─── MATERIAL PROVIDED

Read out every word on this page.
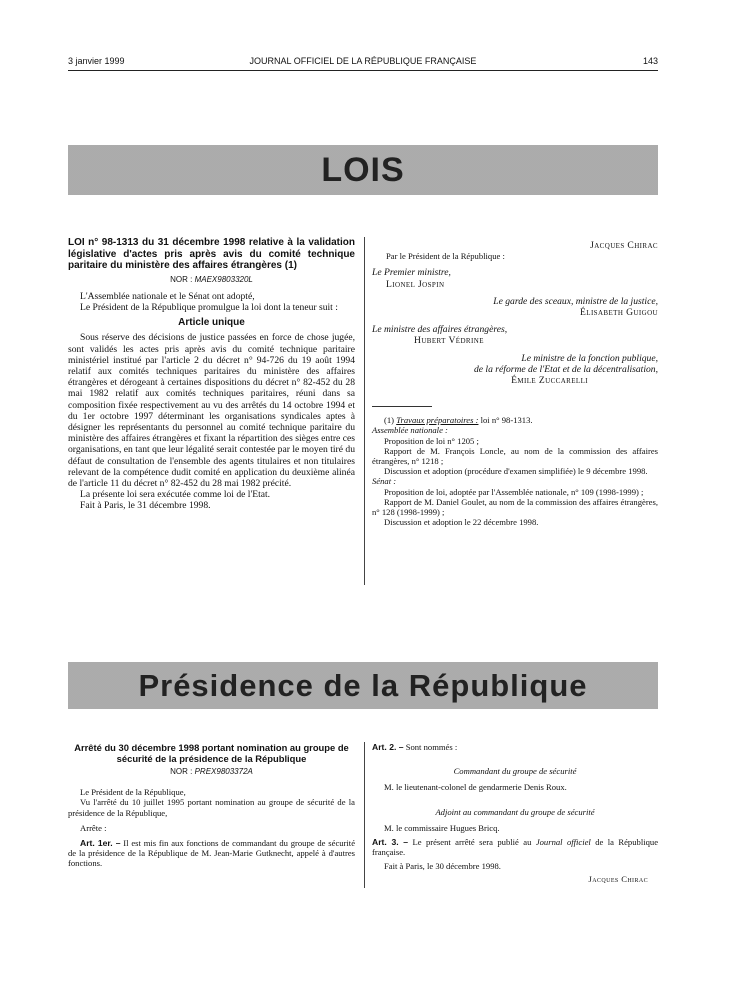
3 janvier 1999	JOURNAL OFFICIEL DE LA RÉPUBLIQUE FRANÇAISE	143
LOIS
LOI n° 98-1313 du 31 décembre 1998 relative à la validation législative d'actes pris après avis du comité technique paritaire du ministère des affaires étrangères (1)
NOR : MAEX9803320L

L'Assemblée nationale et le Sénat ont adopté,

Le Président de la République promulgue la loi dont la teneur suit :

Article unique

Sous réserve des décisions de justice passées en force de chose jugée, sont validés les actes pris après avis du comité technique paritaire ministériel institué par l'article 2 du décret n° 94-726 du 19 août 1994 relatif aux comités techniques paritaires du ministère des affaires étrangères et dérogeant à certaines dispositions du décret n° 82-452 du 28 mai 1982 relatif aux comités techniques paritaires, réuni dans sa composition fixée respectivement au vu des arrêtés du 14 octobre 1994 et du 1er octobre 1997 déterminant les organisations syndicales aptes à désigner les représentants du personnel au comité technique paritaire du ministère des affaires étrangères et fixant la répartition des sièges entre ces organisations, en tant que leur légalité serait contestée par le moyen tiré du défaut de consultation de l'ensemble des agents titulaires et non titulaires relevant de la compétence dudit comité en application du deuxième alinéa de l'article 11 du décret n° 82-452 du 28 mai 1982 précité.

La présente loi sera exécutée comme loi de l'Etat.

Fait à Paris, le 31 décembre 1998.

Jacques Chirac
Par le Président de la République :
Le Premier ministre,
Lionel Jospin
Le garde des sceaux, ministre de la justice,
Élisabeth Guigou
Le ministre des affaires étrangères,
Hubert Védrine
Le ministre de la fonction publique,
de la réforme de l'Etat et de la décentralisation,
Émile Zuccarelli

(1) Travaux préparatoires : loi n° 98-1313.

Assemblée nationale :

Proposition de loi n° 1205 ;

Rapport de M. François Loncle, au nom de la commission des affaires étrangères, n° 1218 ;

Discussion et adoption (procédure d'examen simplifiée) le 9 décembre 1998.

Sénat :

Proposition de loi, adoptée par l'Assemblée nationale, n° 109 (1998-1999) ;

Rapport de M. Daniel Goulet, au nom de la commission des affaires étrangères, n° 128 (1998-1999) ;

Discussion et adoption le 22 décembre 1998.

Présidence de la République
Arrêté du 30 décembre 1998 portant nomination au groupe de sécurité de la présidence de la République
NOR : PREX9803372A

Le Président de la République,

Vu l'arrêté du 10 juillet 1995 portant nomination au groupe de sécurité de la présidence de la République,

Arrête :

Art. 1er. – Il est mis fin aux fonctions de commandant du groupe de sécurité de la présidence de la République de M. Jean-Marie Gutknecht, appelé à d'autres fonctions.

Art. 2. – Sont nommés :

Commandant du groupe de sécurité

M. le lieutenant-colonel de gendarmerie Denis Roux.

Adjoint au commandant du groupe de sécurité

M. le commissaire Hugues Bricq.

Art. 3. – Le présent arrêté sera publié au Journal officiel de la République française.

Fait à Paris, le 30 décembre 1998.

Jacques Chirac
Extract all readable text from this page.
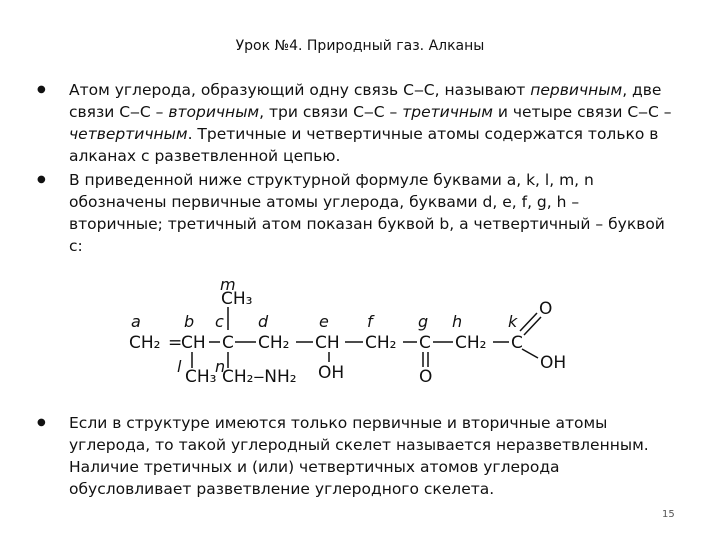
Урок №4. Природный газ. Алканы
● Атом углерода, образующий одну связь С‒С, называют первичным, две связи С‒С – вторичным, три связи С‒С – третичным и четыре связи С‒С – четвертичным. Третичные и четвертичные атомы содержатся только в алканах с разветвленной цепью.
● В приведенной ниже структурной формуле буквами a, k, l, m, n обозначены первичные атомы углерода, буквами d, e, f, g, h – вторичные; третичный атом показан буквой b, а четвертичный – буквой c:
a	b c d	e f	g h	k
m
l n
CH₂ =
CH C CH₂ CH CH₂ C CH₂ C
CH₃
CH₃ CH₂‒NH₂ OH	O
O
OH
● Если в структуре имеются только первичные и вторичные атомы углерода, то такой углеродный скелет называется неразветвленным. Наличие третичных и (или) четвертичных атомов углерода обусловливает разветвление углеродного скелета.
15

──────

From the entries above, output every line exactly and omit any image.

Read out every word on this page.
3 janvier 1999	JOURNAL OFFICIEL DE LA RÉPUBLIQUE FRANÇAISE	143
LOIS
LOI n° 98-1313 du 31 décembre 1998 relative à la validation législative d'actes pris après avis du comité technique paritaire du ministère des affaires étrangères (1)
NOR : MAEX9803320L

L'Assemblée nationale et le Sénat ont adopté,

Le Président de la République promulgue la loi dont la teneur suit :

Article unique

Sous réserve des décisions de justice passées en force de chose jugée, sont validés les actes pris après avis du comité technique paritaire ministériel institué par l'article 2 du décret n° 94-726 du 19 août 1994 relatif aux comités techniques paritaires du ministère des affaires étrangères et dérogeant à certaines dispositions du décret n° 82-452 du 28 mai 1982 relatif aux comités techniques paritaires, réuni dans sa composition fixée respectivement au vu des arrêtés du 14 octobre 1994 et du 1er octobre 1997 déterminant les organisations syndicales aptes à désigner les représentants du personnel au comité technique paritaire du ministère des affaires étrangères et fixant la répartition des sièges entre ces organisations, en tant que leur légalité serait contestée par le moyen tiré du défaut de consultation de l'ensemble des agents titulaires et non titulaires relevant de la compétence dudit comité en application du deuxième alinéa de l'article 11 du décret n° 82-452 du 28 mai 1982 précité.

La présente loi sera exécutée comme loi de l'Etat.

Fait à Paris, le 31 décembre 1998.

Jacques Chirac
Par le Président de la République :
Le Premier ministre,
Lionel Jospin
Le garde des sceaux, ministre de la justice,
Élisabeth Guigou
Le ministre des affaires étrangères,
Hubert Védrine
Le ministre de la fonction publique,
de la réforme de l'Etat et de la décentralisation,
Émile Zuccarelli

(1) Travaux préparatoires : loi n° 98-1313.

Assemblée nationale :

Proposition de loi n° 1205 ;

Rapport de M. François Loncle, au nom de la commission des affaires étrangères, n° 1218 ;

Discussion et adoption (procédure d'examen simplifiée) le 9 décembre 1998.

Sénat :

Proposition de loi, adoptée par l'Assemblée nationale, n° 109 (1998-1999) ;

Rapport de M. Daniel Goulet, au nom de la commission des affaires étrangères, n° 128 (1998-1999) ;

Discussion et adoption le 22 décembre 1998.

Présidence de la République
Arrêté du 30 décembre 1998 portant nomination au groupe de sécurité de la présidence de la République
NOR : PREX9803372A

Le Président de la République,

Vu l'arrêté du 10 juillet 1995 portant nomination au groupe de sécurité de la présidence de la République,

Arrête :

Art. 1er. – Il est mis fin aux fonctions de commandant du groupe de sécurité de la présidence de la République de M. Jean-Marie Gutknecht, appelé à d'autres fonctions.

Art. 2. – Sont nommés :

Commandant du groupe de sécurité

M. le lieutenant-colonel de gendarmerie Denis Roux.

Adjoint au commandant du groupe de sécurité

M. le commissaire Hugues Bricq.

Art. 3. – Le présent arrêté sera publié au Journal officiel de la République française.

Fait à Paris, le 30 décembre 1998.

Jacques Chirac
Extract all readable text from this page.
Урок №4. Природный газ. Алканы
● Атом углерода, образующий одну связь С‒С, называют первичным, две связи С‒С – вторичным, три связи С‒С – третичным и четыре связи С‒С – четвертичным. Третичные и четвертичные атомы содержатся только в алканах с разветвленной цепью.
● В приведенной ниже структурной формуле буквами a, k, l, m, n обозначены первичные атомы углерода, буквами d, e, f, g, h – вторичные; третичный атом показан буквой b, а четвертичный – буквой c:
a	b c d	e f	g h	k
m
l n
CH₂ =
CH C CH₂ CH CH₂ C CH₂ C
CH₃
CH₃ CH₂‒NH₂ OH	O
O
OH
● Если в структуре имеются только первичные и вторичные атомы углерода, то такой углеродный скелет называется неразветвленным. Наличие третичных и (или) четвертичных атомов углерода обусловливает разветвление углеродного скелета.
15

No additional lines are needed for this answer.